> **REQUIRED TASK**: Write the entries below out again exactly; any picture in them stays out.

> **EXTRACTED DATA**:

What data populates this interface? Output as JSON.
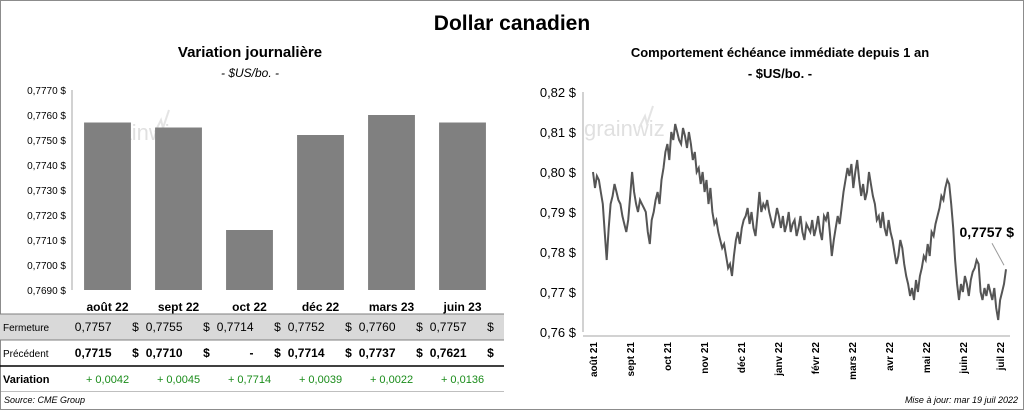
{
  "title": "Dollar canadien",
  "left_chart": {
    "title": "Variation  journalière",
    "subtitle": "- $US/bo. -"
  },
  "right_chart": {
    "title": "Comportement échéance immédiate depuis 1 an",
    "subtitle": "- $US/bo. -",
    "last_label": "0,7757 $"
  },
  "logo": {
    "text": "grainwiz"
  },
  "table": {
    "rows": [
      {
        "label": "Fermeture",
        "cells": [
          "0,7757",
          "0,7755",
          "0,7714",
          "0,7752",
          "0,7760",
          "0,7757"
        ],
        "unit": "$"
      },
      {
        "label": "Précédent",
        "cells": [
          "0,7715",
          "0,7710",
          "-",
          "0,7714",
          "0,7737",
          "0,7621"
        ],
        "unit": "$"
      },
      {
        "label": "Variation",
        "cells": [
          "+ 0,0042",
          "+ 0,0045",
          "+ 0,7714",
          "+ 0,0039",
          "+ 0,0022",
          "+ 0,0136"
        ]
      }
    ],
    "positive_color": "#1a8c1a",
    "highlight_color": "#d9d9d9"
  },
  "footer": {
    "source": "Source: CME Group",
    "updated": "Mise à jour: mar 19 juil 2022"
  },
  "chart_data": [
    {
      "type": "bar",
      "categories": [
        "août 22",
        "sept 22",
        "oct 22",
        "déc 22",
        "mars 23",
        "juin 23"
      ],
      "values": [
        0.7757,
        0.7755,
        0.7714,
        0.7752,
        0.776,
        0.7757
      ],
      "ylim": [
        0.769,
        0.777
      ],
      "yticks": [
        "0,7690 $",
        "0,7700 $",
        "0,7710 $",
        "0,7720 $",
        "0,7730 $",
        "0,7740 $",
        "0,7750 $",
        "0,7760 $",
        "0,7770 $"
      ],
      "bar_color": "#808080",
      "grid": false
    },
    {
      "type": "line",
      "xlabels": [
        "août 21",
        "sept 21",
        "oct 21",
        "nov 21",
        "déc 21",
        "janv 22",
        "févr 22",
        "mars 22",
        "avr 22",
        "mai 22",
        "juin 22",
        "juil 22"
      ],
      "yticks": [
        "0,76 $",
        "0,77 $",
        "0,78 $",
        "0,79 $",
        "0,80 $",
        "0,81 $",
        "0,82 $"
      ],
      "ylim": [
        0.76,
        0.82
      ],
      "line_color": "#555555",
      "grid": false,
      "values": [
        0.8,
        0.796,
        0.799,
        0.798,
        0.795,
        0.792,
        0.785,
        0.778,
        0.786,
        0.792,
        0.794,
        0.797,
        0.795,
        0.793,
        0.792,
        0.789,
        0.787,
        0.785,
        0.788,
        0.794,
        0.8,
        0.795,
        0.792,
        0.79,
        0.793,
        0.792,
        0.791,
        0.79,
        0.785,
        0.782,
        0.788,
        0.79,
        0.793,
        0.795,
        0.792,
        0.798,
        0.801,
        0.805,
        0.807,
        0.803,
        0.81,
        0.808,
        0.812,
        0.81,
        0.808,
        0.807,
        0.811,
        0.809,
        0.806,
        0.81,
        0.807,
        0.803,
        0.805,
        0.8,
        0.801,
        0.797,
        0.8,
        0.795,
        0.798,
        0.792,
        0.796,
        0.79,
        0.787,
        0.788,
        0.785,
        0.783,
        0.781,
        0.782,
        0.779,
        0.776,
        0.777,
        0.774,
        0.779,
        0.783,
        0.785,
        0.782,
        0.786,
        0.788,
        0.789,
        0.791,
        0.787,
        0.79,
        0.786,
        0.784,
        0.789,
        0.795,
        0.79,
        0.792,
        0.791,
        0.793,
        0.79,
        0.788,
        0.786,
        0.788,
        0.791,
        0.789,
        0.786,
        0.789,
        0.785,
        0.787,
        0.79,
        0.785,
        0.787,
        0.788,
        0.784,
        0.786,
        0.789,
        0.785,
        0.783,
        0.787,
        0.786,
        0.785,
        0.788,
        0.784,
        0.786,
        0.789,
        0.785,
        0.783,
        0.789,
        0.788,
        0.79,
        0.785,
        0.779,
        0.783,
        0.786,
        0.789,
        0.787,
        0.791,
        0.795,
        0.798,
        0.801,
        0.799,
        0.802,
        0.796,
        0.8,
        0.803,
        0.798,
        0.794,
        0.797,
        0.793,
        0.795,
        0.8,
        0.797,
        0.794,
        0.792,
        0.788,
        0.789,
        0.786,
        0.79,
        0.786,
        0.784,
        0.788,
        0.785,
        0.783,
        0.78,
        0.777,
        0.779,
        0.783,
        0.781,
        0.777,
        0.774,
        0.772,
        0.769,
        0.771,
        0.768,
        0.773,
        0.77,
        0.774,
        0.776,
        0.779,
        0.778,
        0.782,
        0.779,
        0.785,
        0.784,
        0.787,
        0.789,
        0.791,
        0.794,
        0.793,
        0.796,
        0.798,
        0.797,
        0.792,
        0.786,
        0.778,
        0.772,
        0.768,
        0.772,
        0.77,
        0.774,
        0.772,
        0.769,
        0.773,
        0.775,
        0.776,
        0.778,
        0.777,
        0.77,
        0.768,
        0.771,
        0.769,
        0.772,
        0.77,
        0.768,
        0.771,
        0.766,
        0.763,
        0.768,
        0.77,
        0.772,
        0.7757
      ]
    }
  ]
}
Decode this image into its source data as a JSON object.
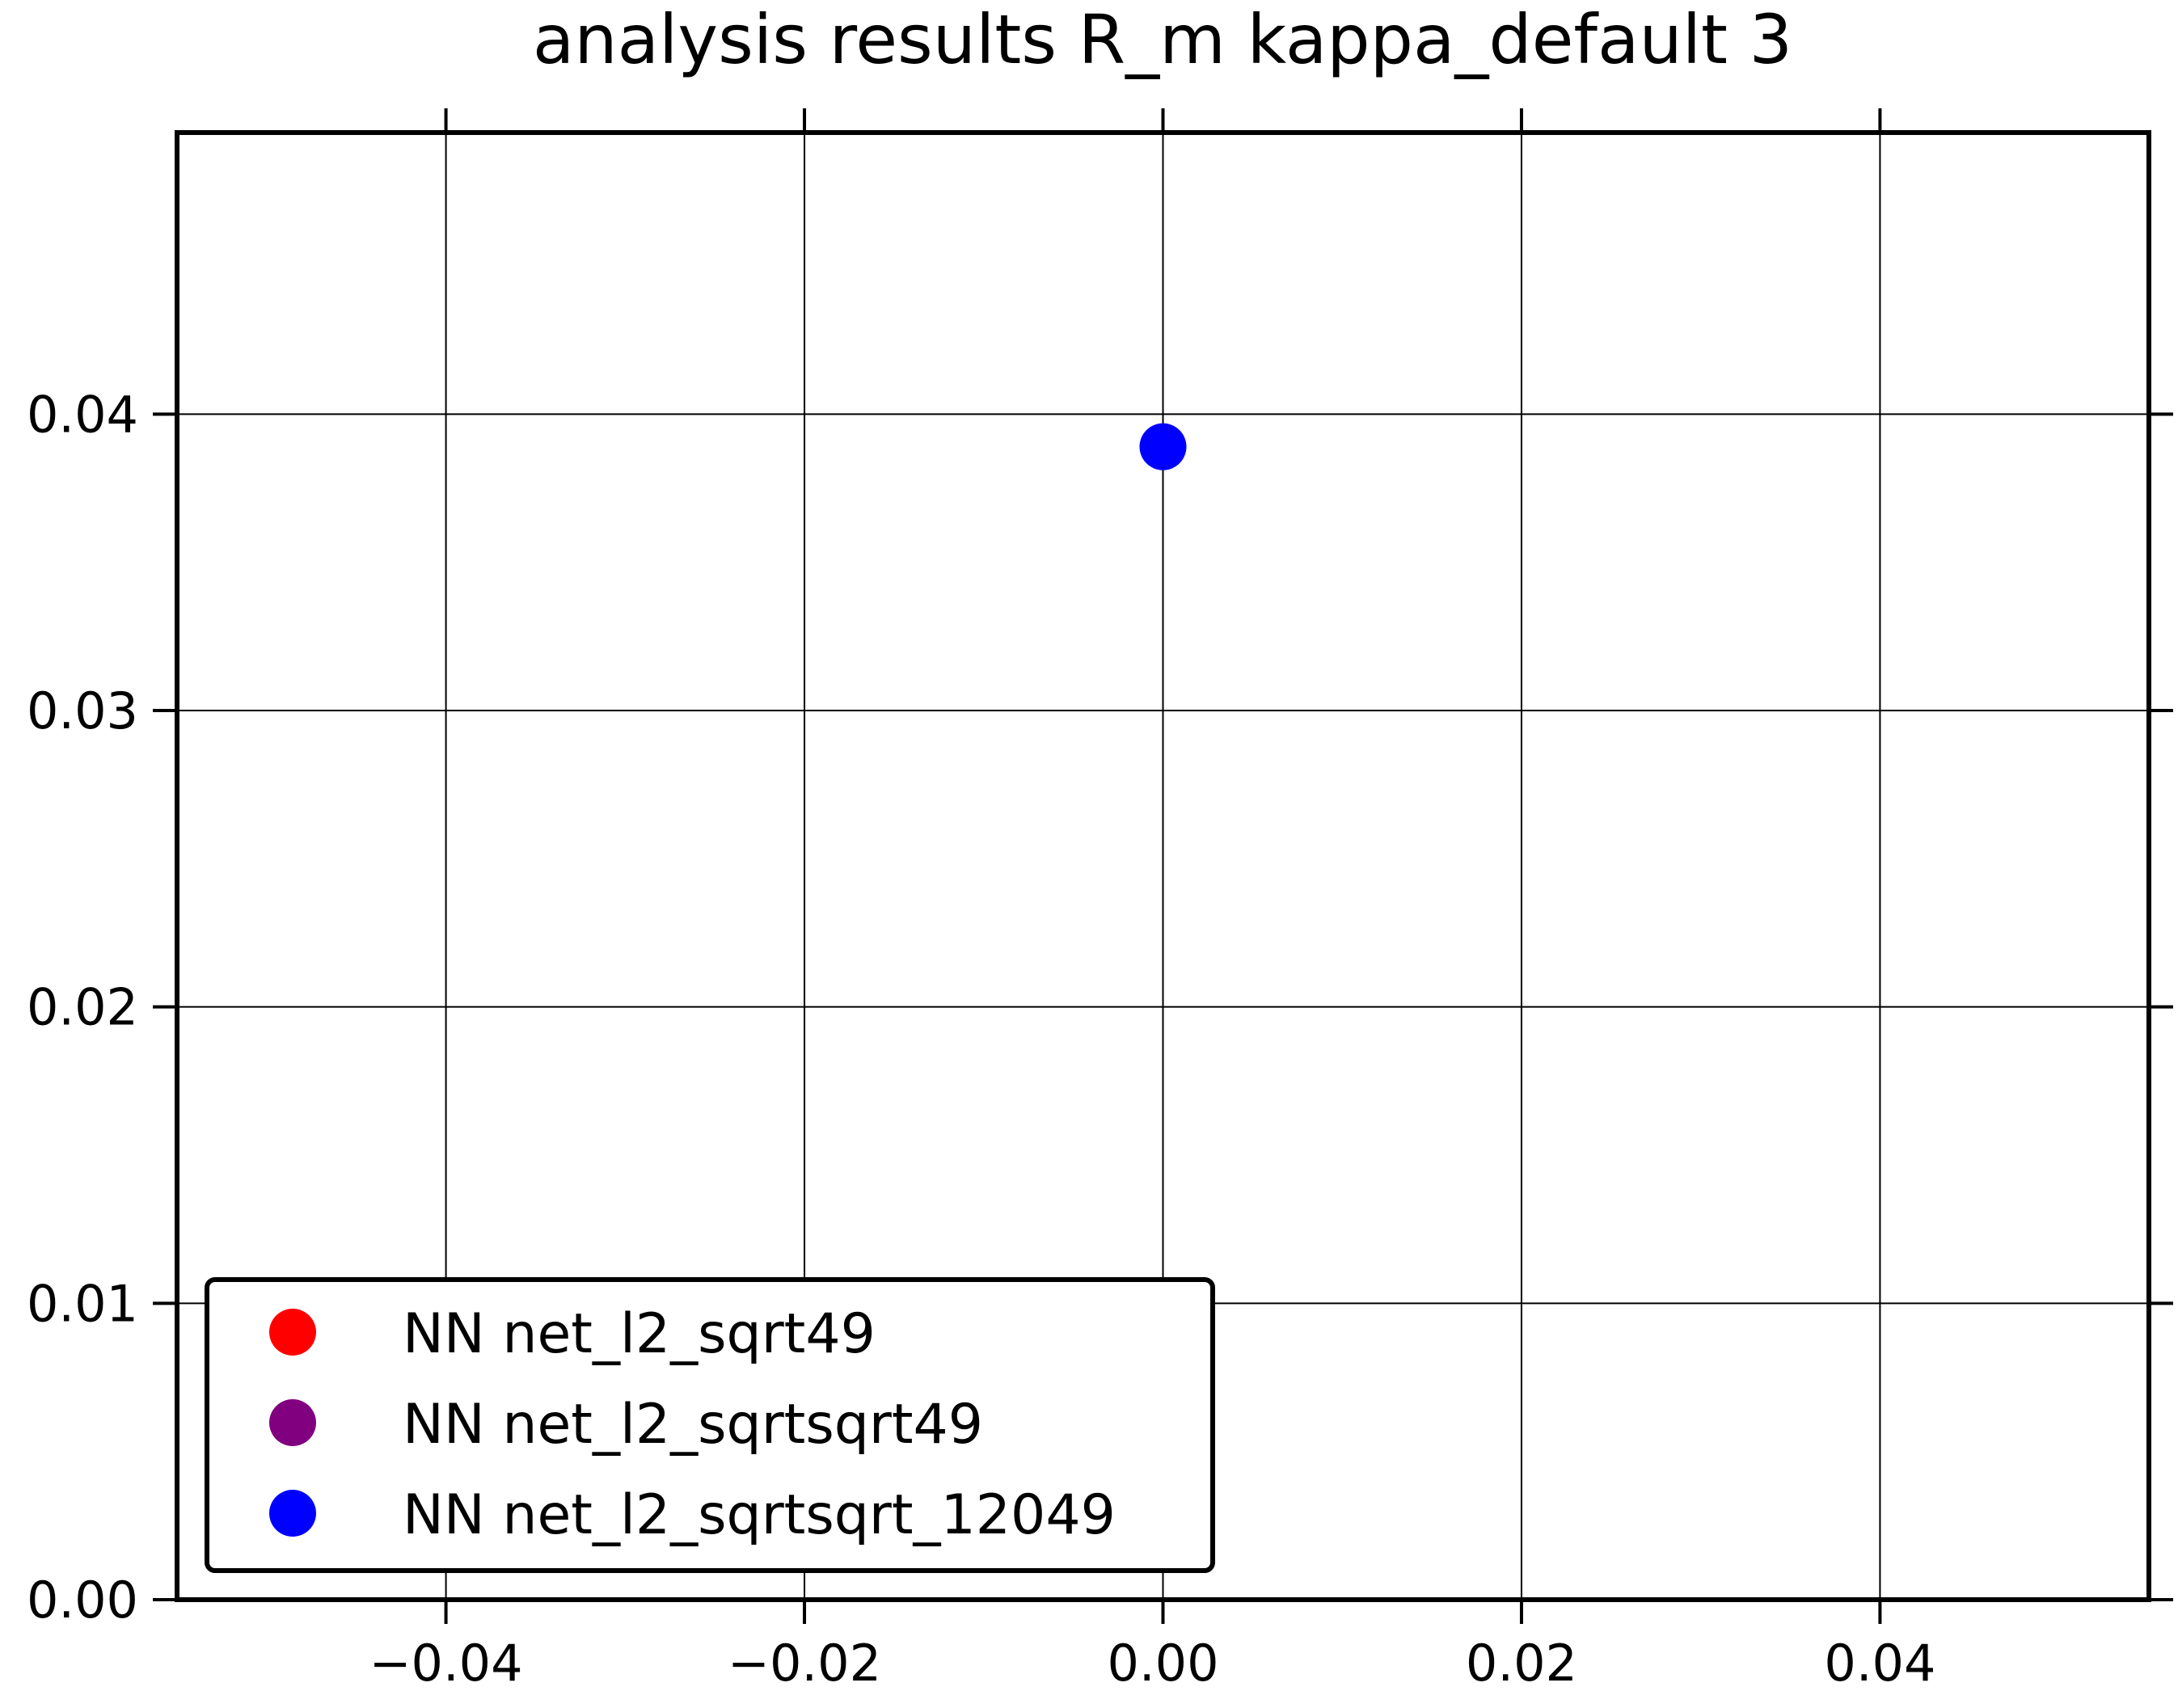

> **PROBLEM SOLUTION**:
What data populates this interface? Output as JSON.
{
  "title": "Dollar canadien",
  "left_chart": {
    "title": "Variation  journalière",
    "subtitle": "- $US/bo. -"
  },
  "right_chart": {
    "title": "Comportement échéance immédiate depuis 1 an",
    "subtitle": "- $US/bo. -",
    "last_label": "0,7757 $"
  },
  "logo": {
    "text": "grainwiz"
  },
  "table": {
    "rows": [
      {
        "label": "Fermeture",
        "cells": [
          "0,7757",
          "0,7755",
          "0,7714",
          "0,7752",
          "0,7760",
          "0,7757"
        ],
        "unit": "$"
      },
      {
        "label": "Précédent",
        "cells": [
          "0,7715",
          "0,7710",
          "-",
          "0,7714",
          "0,7737",
          "0,7621"
        ],
        "unit": "$"
      },
      {
        "label": "Variation",
        "cells": [
          "+ 0,0042",
          "+ 0,0045",
          "+ 0,7714",
          "+ 0,0039",
          "+ 0,0022",
          "+ 0,0136"
        ]
      }
    ],
    "positive_color": "#1a8c1a",
    "highlight_color": "#d9d9d9"
  },
  "footer": {
    "source": "Source: CME Group",
    "updated": "Mise à jour: mar 19 juil 2022"
  },
  "chart_data": [
    {
      "type": "bar",
      "categories": [
        "août 22",
        "sept 22",
        "oct 22",
        "déc 22",
        "mars 23",
        "juin 23"
      ],
      "values": [
        0.7757,
        0.7755,
        0.7714,
        0.7752,
        0.776,
        0.7757
      ],
      "ylim": [
        0.769,
        0.777
      ],
      "yticks": [
        "0,7690 $",
        "0,7700 $",
        "0,7710 $",
        "0,7720 $",
        "0,7730 $",
        "0,7740 $",
        "0,7750 $",
        "0,7760 $",
        "0,7770 $"
      ],
      "bar_color": "#808080",
      "grid": false
    },
    {
      "type": "line",
      "xlabels": [
        "août 21",
        "sept 21",
        "oct 21",
        "nov 21",
        "déc 21",
        "janv 22",
        "févr 22",
        "mars 22",
        "avr 22",
        "mai 22",
        "juin 22",
        "juil 22"
      ],
      "yticks": [
        "0,76 $",
        "0,77 $",
        "0,78 $",
        "0,79 $",
        "0,80 $",
        "0,81 $",
        "0,82 $"
      ],
      "ylim": [
        0.76,
        0.82
      ],
      "line_color": "#555555",
      "grid": false,
      "values": [
        0.8,
        0.796,
        0.799,
        0.798,
        0.795,
        0.792,
        0.785,
        0.778,
        0.786,
        0.792,
        0.794,
        0.797,
        0.795,
        0.793,
        0.792,
        0.789,
        0.787,
        0.785,
        0.788,
        0.794,
        0.8,
        0.795,
        0.792,
        0.79,
        0.793,
        0.792,
        0.791,
        0.79,
        0.785,
        0.782,
        0.788,
        0.79,
        0.793,
        0.795,
        0.792,
        0.798,
        0.801,
        0.805,
        0.807,
        0.803,
        0.81,
        0.808,
        0.812,
        0.81,
        0.808,
        0.807,
        0.811,
        0.809,
        0.806,
        0.81,
        0.807,
        0.803,
        0.805,
        0.8,
        0.801,
        0.797,
        0.8,
        0.795,
        0.798,
        0.792,
        0.796,
        0.79,
        0.787,
        0.788,
        0.785,
        0.783,
        0.781,
        0.782,
        0.779,
        0.776,
        0.777,
        0.774,
        0.779,
        0.783,
        0.785,
        0.782,
        0.786,
        0.788,
        0.789,
        0.791,
        0.787,
        0.79,
        0.786,
        0.784,
        0.789,
        0.795,
        0.79,
        0.792,
        0.791,
        0.793,
        0.79,
        0.788,
        0.786,
        0.788,
        0.791,
        0.789,
        0.786,
        0.789,
        0.785,
        0.787,
        0.79,
        0.785,
        0.787,
        0.788,
        0.784,
        0.786,
        0.789,
        0.785,
        0.783,
        0.787,
        0.786,
        0.785,
        0.788,
        0.784,
        0.786,
        0.789,
        0.785,
        0.783,
        0.789,
        0.788,
        0.79,
        0.785,
        0.779,
        0.783,
        0.786,
        0.789,
        0.787,
        0.791,
        0.795,
        0.798,
        0.801,
        0.799,
        0.802,
        0.796,
        0.8,
        0.803,
        0.798,
        0.794,
        0.797,
        0.793,
        0.795,
        0.8,
        0.797,
        0.794,
        0.792,
        0.788,
        0.789,
        0.786,
        0.79,
        0.786,
        0.784,
        0.788,
        0.785,
        0.783,
        0.78,
        0.777,
        0.779,
        0.783,
        0.781,
        0.777,
        0.774,
        0.772,
        0.769,
        0.771,
        0.768,
        0.773,
        0.77,
        0.774,
        0.776,
        0.779,
        0.778,
        0.782,
        0.779,
        0.785,
        0.784,
        0.787,
        0.789,
        0.791,
        0.794,
        0.793,
        0.796,
        0.798,
        0.797,
        0.792,
        0.786,
        0.778,
        0.772,
        0.768,
        0.772,
        0.77,
        0.774,
        0.772,
        0.769,
        0.773,
        0.775,
        0.776,
        0.778,
        0.777,
        0.77,
        0.768,
        0.771,
        0.769,
        0.772,
        0.77,
        0.768,
        0.771,
        0.766,
        0.763,
        0.768,
        0.77,
        0.772,
        0.7757
      ]
    }
  ]
}
Decode this image into its source data as a JSON object.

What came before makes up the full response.